TASK REQUIREMENTS:
Look at the entries below and reproduce them exactly.

>> start GIVEN DATA

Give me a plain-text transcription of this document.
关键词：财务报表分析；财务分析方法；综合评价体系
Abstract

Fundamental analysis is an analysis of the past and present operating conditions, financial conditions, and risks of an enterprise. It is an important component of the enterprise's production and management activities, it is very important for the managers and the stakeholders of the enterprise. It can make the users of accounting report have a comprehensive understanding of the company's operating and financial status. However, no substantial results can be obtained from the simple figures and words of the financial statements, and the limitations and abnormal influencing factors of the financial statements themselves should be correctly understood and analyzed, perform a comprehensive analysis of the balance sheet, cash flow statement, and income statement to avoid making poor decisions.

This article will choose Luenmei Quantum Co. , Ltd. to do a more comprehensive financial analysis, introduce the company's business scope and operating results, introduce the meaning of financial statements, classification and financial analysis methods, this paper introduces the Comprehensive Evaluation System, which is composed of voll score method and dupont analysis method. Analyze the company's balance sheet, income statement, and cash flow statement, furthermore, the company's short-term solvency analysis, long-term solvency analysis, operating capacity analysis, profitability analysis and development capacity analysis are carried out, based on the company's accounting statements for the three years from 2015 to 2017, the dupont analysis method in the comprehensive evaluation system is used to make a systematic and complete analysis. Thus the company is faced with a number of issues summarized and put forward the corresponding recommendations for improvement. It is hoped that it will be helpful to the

>> end GIVEN DATA

ANSWER TO THIS PROBLEM:
Give me a plain-text transcription of this document.
关键词：财务报表分析；财务分析方法；综合评价体系
Abstract

Fundamental analysis is an analysis of the past and present operating conditions, financial conditions, and risks of an enterprise. It is an important component of the enterprise's production and management activities, it is very important for the managers and the stakeholders of the enterprise. It can make the users of accounting report have a comprehensive understanding of the company's operating and financial status. However, no substantial results can be obtained from the simple figures and words of the financial statements, and the limitations and abnormal influencing factors of the financial statements themselves should be correctly understood and analyzed, perform a comprehensive analysis of the balance sheet, cash flow statement, and income statement to avoid making poor decisions.

This article will choose Luenmei Quantum Co. , Ltd. to do a more comprehensive financial analysis, introduce the company's business scope and operating results, introduce the meaning of financial statements, classification and financial analysis methods, this paper introduces the Comprehensive Evaluation System, which is composed of voll score method and dupont analysis method. Analyze the company's balance sheet, income statement, and cash flow statement, furthermore, the company's short-term solvency analysis, long-term solvency analysis, operating capacity analysis, profitability analysis and development capacity analysis are carried out, based on the company's accounting statements for the three years from 2015 to 2017, the dupont analysis method in the comprehensive evaluation system is used to make a systematic and complete analysis. Thus the company is faced with a number of issues summarized and put forward the corresponding recommendations for improvement. It is hoped that it will be helpful to the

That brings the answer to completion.